*DIRECTIONS:* Reproduce the entries below in full, word for word.

*RECORD LIST:*
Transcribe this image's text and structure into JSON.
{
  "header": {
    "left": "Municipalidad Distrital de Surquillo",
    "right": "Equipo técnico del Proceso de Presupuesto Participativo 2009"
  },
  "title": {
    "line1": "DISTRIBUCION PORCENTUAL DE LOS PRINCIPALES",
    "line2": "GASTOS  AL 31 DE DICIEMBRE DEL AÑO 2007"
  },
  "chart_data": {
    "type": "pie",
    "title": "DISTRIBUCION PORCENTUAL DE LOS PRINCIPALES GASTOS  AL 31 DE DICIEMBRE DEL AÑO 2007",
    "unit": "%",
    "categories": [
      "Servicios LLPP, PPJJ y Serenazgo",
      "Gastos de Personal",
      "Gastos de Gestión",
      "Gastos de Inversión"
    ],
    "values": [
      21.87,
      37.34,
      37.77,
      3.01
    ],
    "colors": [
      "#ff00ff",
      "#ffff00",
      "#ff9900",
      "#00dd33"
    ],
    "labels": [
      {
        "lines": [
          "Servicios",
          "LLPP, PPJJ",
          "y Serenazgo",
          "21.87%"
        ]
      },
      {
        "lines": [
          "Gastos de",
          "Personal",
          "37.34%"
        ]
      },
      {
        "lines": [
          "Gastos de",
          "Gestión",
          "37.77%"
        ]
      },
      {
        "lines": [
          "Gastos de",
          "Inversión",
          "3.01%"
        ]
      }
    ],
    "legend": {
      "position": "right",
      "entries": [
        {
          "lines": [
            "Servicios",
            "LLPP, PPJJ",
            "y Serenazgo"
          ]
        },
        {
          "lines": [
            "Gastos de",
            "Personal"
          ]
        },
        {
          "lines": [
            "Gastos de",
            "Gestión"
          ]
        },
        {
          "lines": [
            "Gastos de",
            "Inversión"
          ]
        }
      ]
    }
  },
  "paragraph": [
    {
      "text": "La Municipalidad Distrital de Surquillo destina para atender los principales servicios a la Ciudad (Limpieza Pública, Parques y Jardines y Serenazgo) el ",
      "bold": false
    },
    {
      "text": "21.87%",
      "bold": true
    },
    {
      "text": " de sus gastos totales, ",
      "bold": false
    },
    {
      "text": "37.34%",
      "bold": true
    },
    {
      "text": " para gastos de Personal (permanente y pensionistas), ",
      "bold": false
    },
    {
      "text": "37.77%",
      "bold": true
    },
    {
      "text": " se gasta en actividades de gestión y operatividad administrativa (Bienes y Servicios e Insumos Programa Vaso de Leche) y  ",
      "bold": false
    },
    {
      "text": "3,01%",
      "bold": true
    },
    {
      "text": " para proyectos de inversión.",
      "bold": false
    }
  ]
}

*TASK RESULT:*
Transcribe this image's text and structure into JSON.
{
  "header": {
    "left": "Municipalidad Distrital de Surquillo",
    "right": "Equipo técnico del Proceso de Presupuesto Participativo 2009"
  },
  "title": {
    "line1": "DISTRIBUCION PORCENTUAL DE LOS PRINCIPALES",
    "line2": "GASTOS  AL 31 DE DICIEMBRE DEL AÑO 2007"
  },
  "chart_data": {
    "type": "pie",
    "title": "DISTRIBUCION PORCENTUAL DE LOS PRINCIPALES GASTOS  AL 31 DE DICIEMBRE DEL AÑO 2007",
    "unit": "%",
    "categories": [
      "Servicios LLPP, PPJJ y Serenazgo",
      "Gastos de Personal",
      "Gastos de Gestión",
      "Gastos de Inversión"
    ],
    "values": [
      21.87,
      37.34,
      37.77,
      3.01
    ],
    "colors": [
      "#ff00ff",
      "#ffff00",
      "#ff9900",
      "#00dd33"
    ],
    "labels": [
      {
        "lines": [
          "Servicios",
          "LLPP, PPJJ",
          "y Serenazgo",
          "21.87%"
        ]
      },
      {
        "lines": [
          "Gastos de",
          "Personal",
          "37.34%"
        ]
      },
      {
        "lines": [
          "Gastos de",
          "Gestión",
          "37.77%"
        ]
      },
      {
        "lines": [
          "Gastos de",
          "Inversión",
          "3.01%"
        ]
      }
    ],
    "legend": {
      "position": "right",
      "entries": [
        {
          "lines": [
            "Servicios",
            "LLPP, PPJJ",
            "y Serenazgo"
          ]
        },
        {
          "lines": [
            "Gastos de",
            "Personal"
          ]
        },
        {
          "lines": [
            "Gastos de",
            "Gestión"
          ]
        },
        {
          "lines": [
            "Gastos de",
            "Inversión"
          ]
        }
      ]
    }
  },
  "paragraph": [
    {
      "text": "La Municipalidad Distrital de Surquillo destina para atender los principales servicios a la Ciudad (Limpieza Pública, Parques y Jardines y Serenazgo) el ",
      "bold": false
    },
    {
      "text": "21.87%",
      "bold": true
    },
    {
      "text": " de sus gastos totales, ",
      "bold": false
    },
    {
      "text": "37.34%",
      "bold": true
    },
    {
      "text": " para gastos de Personal (permanente y pensionistas), ",
      "bold": false
    },
    {
      "text": "37.77%",
      "bold": true
    },
    {
      "text": " se gasta en actividades de gestión y operatividad administrativa (Bienes y Servicios e Insumos Programa Vaso de Leche) y  ",
      "bold": false
    },
    {
      "text": "3,01%",
      "bold": true
    },
    {
      "text": " para proyectos de inversión.",
      "bold": false
    }
  ]
}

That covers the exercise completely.